** Start Provided data **
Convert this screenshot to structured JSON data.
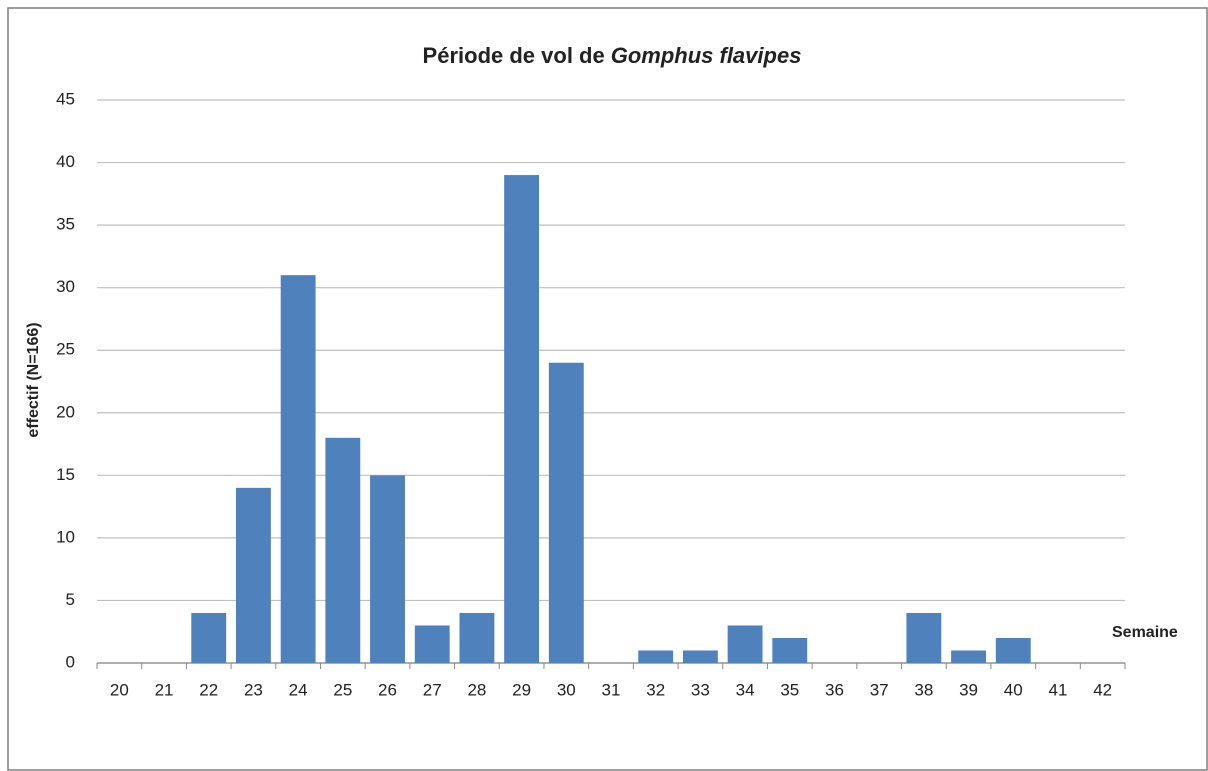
{
  "chart_data": {
    "type": "bar",
    "title": [
      "Période de vol de",
      "Gomphus flavipes"
    ],
    "ylabel": "effectif (N=166)",
    "xlabel": "Semaine",
    "categories": [
      "20",
      "21",
      "22",
      "23",
      "24",
      "25",
      "26",
      "27",
      "28",
      "29",
      "30",
      "31",
      "32",
      "33",
      "34",
      "35",
      "36",
      "37",
      "38",
      "39",
      "40",
      "41",
      "42"
    ],
    "values": [
      0,
      0,
      4,
      14,
      31,
      18,
      15,
      3,
      4,
      39,
      24,
      0,
      1,
      1,
      3,
      2,
      0,
      0,
      4,
      1,
      2,
      0,
      0
    ],
    "color": "#4f81bd",
    "ylim": [
      0,
      45
    ],
    "yticks": [
      0,
      5,
      10,
      15,
      20,
      25,
      30,
      35,
      40,
      45
    ],
    "grid": true
  }
}
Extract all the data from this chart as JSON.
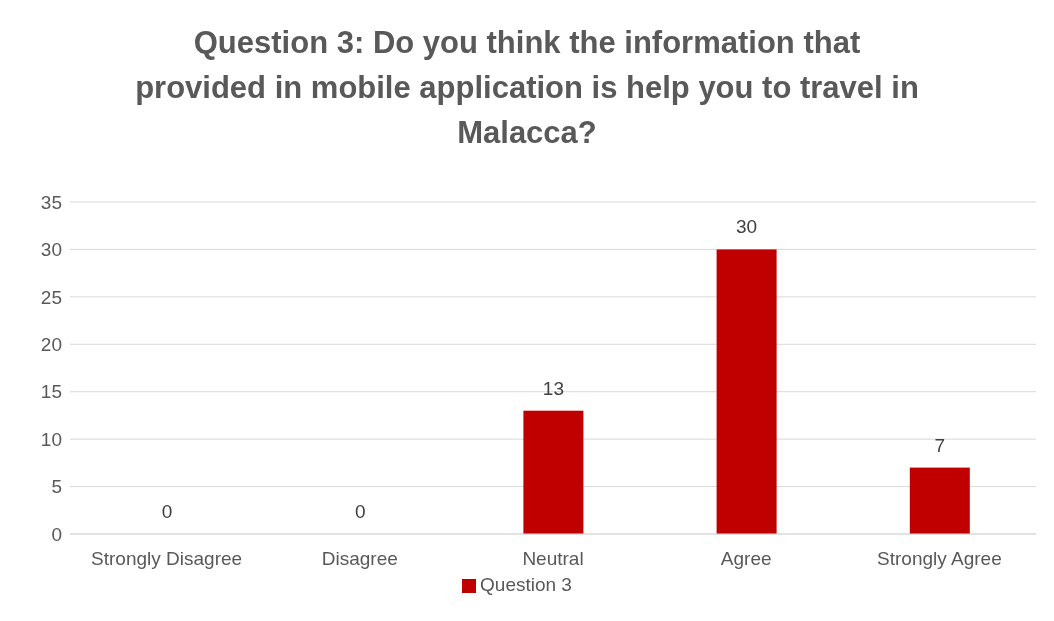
{
  "chart_data": {
    "type": "bar",
    "title": "Question 3: Do you think the information that provided in mobile application is help you to travel in Malacca?",
    "categories": [
      "Strongly Disagree",
      "Disagree",
      "Neutral",
      "Agree",
      "Strongly Agree"
    ],
    "series": [
      {
        "name": "Question 3",
        "color": "#c00000",
        "values": [
          0,
          0,
          13,
          30,
          7
        ]
      }
    ],
    "ylim": [
      0,
      35
    ],
    "yticks": [
      0,
      5,
      10,
      15,
      20,
      25,
      30,
      35
    ],
    "grid": "y",
    "legend": "bottom",
    "data_labels": true
  }
}
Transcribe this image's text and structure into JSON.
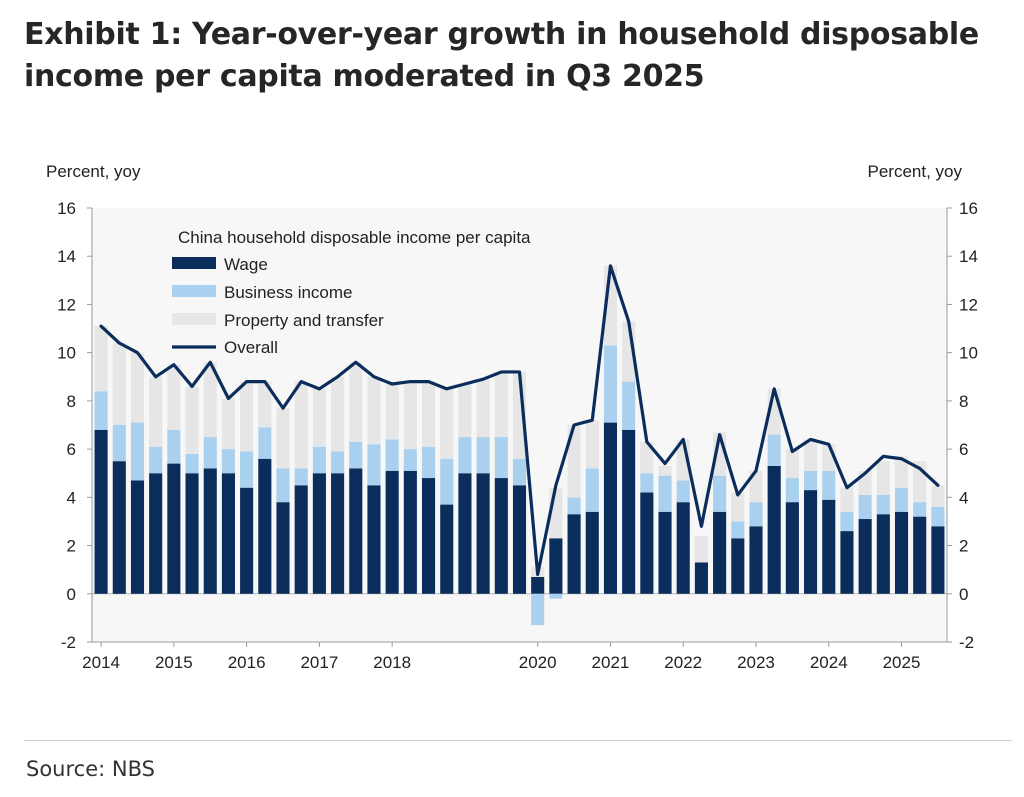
{
  "title": "Exhibit 1: Year-over-year growth in household disposable income per capita moderated in Q3 2025",
  "source": "Source: NBS",
  "colors": {
    "wage": "#0b2d5b",
    "business": "#a9d1ef",
    "property": "#e6e6e6",
    "overall": "#0b2d5b",
    "plot_bg": "#f7f7f7"
  },
  "chart_data": {
    "type": "bar",
    "stacked": true,
    "title": "China household disposable income per capita",
    "ylabel_left": "Percent, yoy",
    "ylabel_right": "Percent, yoy",
    "ylim": [
      -2,
      16
    ],
    "yticks": [
      -2,
      0,
      2,
      4,
      6,
      8,
      10,
      12,
      14,
      16
    ],
    "x": [
      "2014Q1",
      "2014Q2",
      "2014Q3",
      "2014Q4",
      "2015Q1",
      "2015Q2",
      "2015Q3",
      "2015Q4",
      "2016Q1",
      "2016Q2",
      "2016Q3",
      "2016Q4",
      "2017Q1",
      "2017Q2",
      "2017Q3",
      "2017Q4",
      "2018Q1",
      "2018Q2",
      "2018Q3",
      "2018Q4",
      "2019Q1",
      "2019Q2",
      "2019Q3",
      "2019Q4",
      "2020Q1",
      "2020Q2",
      "2020Q3",
      "2020Q4",
      "2021Q1",
      "2021Q2",
      "2021Q3",
      "2021Q4",
      "2022Q1",
      "2022Q2",
      "2022Q3",
      "2022Q4",
      "2023Q1",
      "2023Q2",
      "2023Q3",
      "2023Q4",
      "2024Q1",
      "2024Q2",
      "2024Q3",
      "2024Q4",
      "2025Q1",
      "2025Q2",
      "2025Q3"
    ],
    "xticks": [
      {
        "label": "2014",
        "index": 0
      },
      {
        "label": "2015",
        "index": 4
      },
      {
        "label": "2016",
        "index": 8
      },
      {
        "label": "2017",
        "index": 12
      },
      {
        "label": "2018",
        "index": 16
      },
      {
        "label": "2020",
        "index": 24
      },
      {
        "label": "2021",
        "index": 28
      },
      {
        "label": "2022",
        "index": 32
      },
      {
        "label": "2023",
        "index": 36
      },
      {
        "label": "2024",
        "index": 40
      },
      {
        "label": "2025",
        "index": 44
      }
    ],
    "legend_position": "top-left",
    "series": [
      {
        "name": "Wage",
        "kind": "bar",
        "values": [
          6.8,
          5.5,
          4.7,
          5.0,
          5.4,
          5.0,
          5.2,
          5.0,
          4.4,
          5.6,
          3.8,
          4.5,
          5.0,
          5.0,
          5.2,
          4.5,
          5.1,
          5.1,
          4.8,
          3.7,
          5.0,
          5.0,
          4.8,
          4.5,
          0.7,
          2.3,
          3.3,
          3.4,
          7.1,
          6.8,
          4.2,
          3.4,
          3.8,
          1.3,
          3.4,
          2.3,
          2.8,
          5.3,
          3.8,
          4.3,
          3.9,
          2.6,
          3.1,
          3.3,
          3.4,
          3.2,
          2.8
        ]
      },
      {
        "name": "Business income",
        "kind": "bar",
        "values": [
          1.6,
          1.5,
          2.4,
          1.1,
          1.4,
          0.8,
          1.3,
          1.0,
          1.5,
          1.3,
          1.4,
          0.7,
          1.1,
          0.9,
          1.1,
          1.7,
          1.3,
          0.9,
          1.3,
          1.9,
          1.5,
          1.5,
          1.7,
          1.1,
          -1.3,
          -0.2,
          0.7,
          1.8,
          3.2,
          2.0,
          0.8,
          1.5,
          0.9,
          0.0,
          1.5,
          0.7,
          1.0,
          1.3,
          1.0,
          0.8,
          1.2,
          0.8,
          1.0,
          0.8,
          1.0,
          0.6,
          0.8
        ]
      },
      {
        "name": "Property and transfer",
        "kind": "bar",
        "values": [
          2.7,
          3.4,
          2.9,
          2.9,
          2.7,
          2.8,
          3.1,
          2.1,
          2.9,
          1.9,
          2.5,
          3.6,
          2.4,
          3.1,
          3.3,
          2.8,
          2.3,
          2.8,
          2.7,
          2.9,
          2.2,
          2.4,
          2.7,
          3.6,
          0.4,
          2.1,
          3.0,
          2.0,
          3.3,
          2.5,
          1.3,
          0.4,
          1.7,
          1.1,
          1.8,
          1.2,
          1.3,
          1.9,
          1.2,
          1.3,
          1.1,
          1.0,
          1.0,
          1.4,
          1.3,
          1.7,
          0.9
        ]
      },
      {
        "name": "Overall",
        "kind": "line",
        "values": [
          11.1,
          10.4,
          10.0,
          9.0,
          9.5,
          8.6,
          9.6,
          8.1,
          8.8,
          8.8,
          7.7,
          8.8,
          8.5,
          9.0,
          9.6,
          9.0,
          8.7,
          8.8,
          8.8,
          8.5,
          8.7,
          8.9,
          9.2,
          9.2,
          0.8,
          4.5,
          7.0,
          7.2,
          13.6,
          11.3,
          6.3,
          5.4,
          6.4,
          2.8,
          6.6,
          4.1,
          5.1,
          8.5,
          5.9,
          6.4,
          6.2,
          4.4,
          5.0,
          5.7,
          5.6,
          5.2,
          4.5
        ]
      }
    ]
  }
}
** End Provided data **
* **Stated task**:
Repeat all of the records verbatim, leaving out the pictures.

* **Expected output**:
Convert this screenshot to structured JSON data.
{
  "chart_data": {
    "type": "bar",
    "title": [
      "Période de vol de",
      "Gomphus flavipes"
    ],
    "ylabel": "effectif (N=166)",
    "xlabel": "Semaine",
    "categories": [
      "20",
      "21",
      "22",
      "23",
      "24",
      "25",
      "26",
      "27",
      "28",
      "29",
      "30",
      "31",
      "32",
      "33",
      "34",
      "35",
      "36",
      "37",
      "38",
      "39",
      "40",
      "41",
      "42"
    ],
    "values": [
      0,
      0,
      4,
      14,
      31,
      18,
      15,
      3,
      4,
      39,
      24,
      0,
      1,
      1,
      3,
      2,
      0,
      0,
      4,
      1,
      2,
      0,
      0
    ],
    "color": "#4f81bd",
    "ylim": [
      0,
      45
    ],
    "yticks": [
      0,
      5,
      10,
      15,
      20,
      25,
      30,
      35,
      40,
      45
    ],
    "grid": true
  }
}
Extract all the data from this chart as JSON.
{
  "chart_data": {
    "type": "bar",
    "title": "Question 3: Do you think the information that provided in mobile application is help you to travel in Malacca?",
    "categories": [
      "Strongly Disagree",
      "Disagree",
      "Neutral",
      "Agree",
      "Strongly Agree"
    ],
    "series": [
      {
        "name": "Question 3",
        "color": "#c00000",
        "values": [
          0,
          0,
          13,
          30,
          7
        ]
      }
    ],
    "ylim": [
      0,
      35
    ],
    "yticks": [
      0,
      5,
      10,
      15,
      20,
      25,
      30,
      35
    ],
    "grid": "y",
    "legend": "bottom",
    "data_labels": true
  }
}
Transcribe this image's text and structure into JSON.
{
  "title": "Exhibit 1: Year-over-year growth in household disposable income per capita moderated in Q3 2025",
  "source": "Source: NBS",
  "colors": {
    "wage": "#0b2d5b",
    "business": "#a9d1ef",
    "property": "#e6e6e6",
    "overall": "#0b2d5b",
    "plot_bg": "#f7f7f7"
  },
  "chart_data": {
    "type": "bar",
    "stacked": true,
    "title": "China household disposable income per capita",
    "ylabel_left": "Percent, yoy",
    "ylabel_right": "Percent, yoy",
    "ylim": [
      -2,
      16
    ],
    "yticks": [
      -2,
      0,
      2,
      4,
      6,
      8,
      10,
      12,
      14,
      16
    ],
    "x": [
      "2014Q1",
      "2014Q2",
      "2014Q3",
      "2014Q4",
      "2015Q1",
      "2015Q2",
      "2015Q3",
      "2015Q4",
      "2016Q1",
      "2016Q2",
      "2016Q3",
      "2016Q4",
      "2017Q1",
      "2017Q2",
      "2017Q3",
      "2017Q4",
      "2018Q1",
      "2018Q2",
      "2018Q3",
      "2018Q4",
      "2019Q1",
      "2019Q2",
      "2019Q3",
      "2019Q4",
      "2020Q1",
      "2020Q2",
      "2020Q3",
      "2020Q4",
      "2021Q1",
      "2021Q2",
      "2021Q3",
      "2021Q4",
      "2022Q1",
      "2022Q2",
      "2022Q3",
      "2022Q4",
      "2023Q1",
      "2023Q2",
      "2023Q3",
      "2023Q4",
      "2024Q1",
      "2024Q2",
      "2024Q3",
      "2024Q4",
      "2025Q1",
      "2025Q2",
      "2025Q3"
    ],
    "xticks": [
      {
        "label": "2014",
        "index": 0
      },
      {
        "label": "2015",
        "index": 4
      },
      {
        "label": "2016",
        "index": 8
      },
      {
        "label": "2017",
        "index": 12
      },
      {
        "label": "2018",
        "index": 16
      },
      {
        "label": "2020",
        "index": 24
      },
      {
        "label": "2021",
        "index": 28
      },
      {
        "label": "2022",
        "index": 32
      },
      {
        "label": "2023",
        "index": 36
      },
      {
        "label": "2024",
        "index": 40
      },
      {
        "label": "2025",
        "index": 44
      }
    ],
    "legend_position": "top-left",
    "series": [
      {
        "name": "Wage",
        "kind": "bar",
        "values": [
          6.8,
          5.5,
          4.7,
          5.0,
          5.4,
          5.0,
          5.2,
          5.0,
          4.4,
          5.6,
          3.8,
          4.5,
          5.0,
          5.0,
          5.2,
          4.5,
          5.1,
          5.1,
          4.8,
          3.7,
          5.0,
          5.0,
          4.8,
          4.5,
          0.7,
          2.3,
          3.3,
          3.4,
          7.1,
          6.8,
          4.2,
          3.4,
          3.8,
          1.3,
          3.4,
          2.3,
          2.8,
          5.3,
          3.8,
          4.3,
          3.9,
          2.6,
          3.1,
          3.3,
          3.4,
          3.2,
          2.8
        ]
      },
      {
        "name": "Business income",
        "kind": "bar",
        "values": [
          1.6,
          1.5,
          2.4,
          1.1,
          1.4,
          0.8,
          1.3,
          1.0,
          1.5,
          1.3,
          1.4,
          0.7,
          1.1,
          0.9,
          1.1,
          1.7,
          1.3,
          0.9,
          1.3,
          1.9,
          1.5,
          1.5,
          1.7,
          1.1,
          -1.3,
          -0.2,
          0.7,
          1.8,
          3.2,
          2.0,
          0.8,
          1.5,
          0.9,
          0.0,
          1.5,
          0.7,
          1.0,
          1.3,
          1.0,
          0.8,
          1.2,
          0.8,
          1.0,
          0.8,
          1.0,
          0.6,
          0.8
        ]
      },
      {
        "name": "Property and transfer",
        "kind": "bar",
        "values": [
          2.7,
          3.4,
          2.9,
          2.9,
          2.7,
          2.8,
          3.1,
          2.1,
          2.9,
          1.9,
          2.5,
          3.6,
          2.4,
          3.1,
          3.3,
          2.8,
          2.3,
          2.8,
          2.7,
          2.9,
          2.2,
          2.4,
          2.7,
          3.6,
          0.4,
          2.1,
          3.0,
          2.0,
          3.3,
          2.5,
          1.3,
          0.4,
          1.7,
          1.1,
          1.8,
          1.2,
          1.3,
          1.9,
          1.2,
          1.3,
          1.1,
          1.0,
          1.0,
          1.4,
          1.3,
          1.7,
          0.9
        ]
      },
      {
        "name": "Overall",
        "kind": "line",
        "values": [
          11.1,
          10.4,
          10.0,
          9.0,
          9.5,
          8.6,
          9.6,
          8.1,
          8.8,
          8.8,
          7.7,
          8.8,
          8.5,
          9.0,
          9.6,
          9.0,
          8.7,
          8.8,
          8.8,
          8.5,
          8.7,
          8.9,
          9.2,
          9.2,
          0.8,
          4.5,
          7.0,
          7.2,
          13.6,
          11.3,
          6.3,
          5.4,
          6.4,
          2.8,
          6.6,
          4.1,
          5.1,
          8.5,
          5.9,
          6.4,
          6.2,
          4.4,
          5.0,
          5.7,
          5.6,
          5.2,
          4.5
        ]
      }
    ]
  }
}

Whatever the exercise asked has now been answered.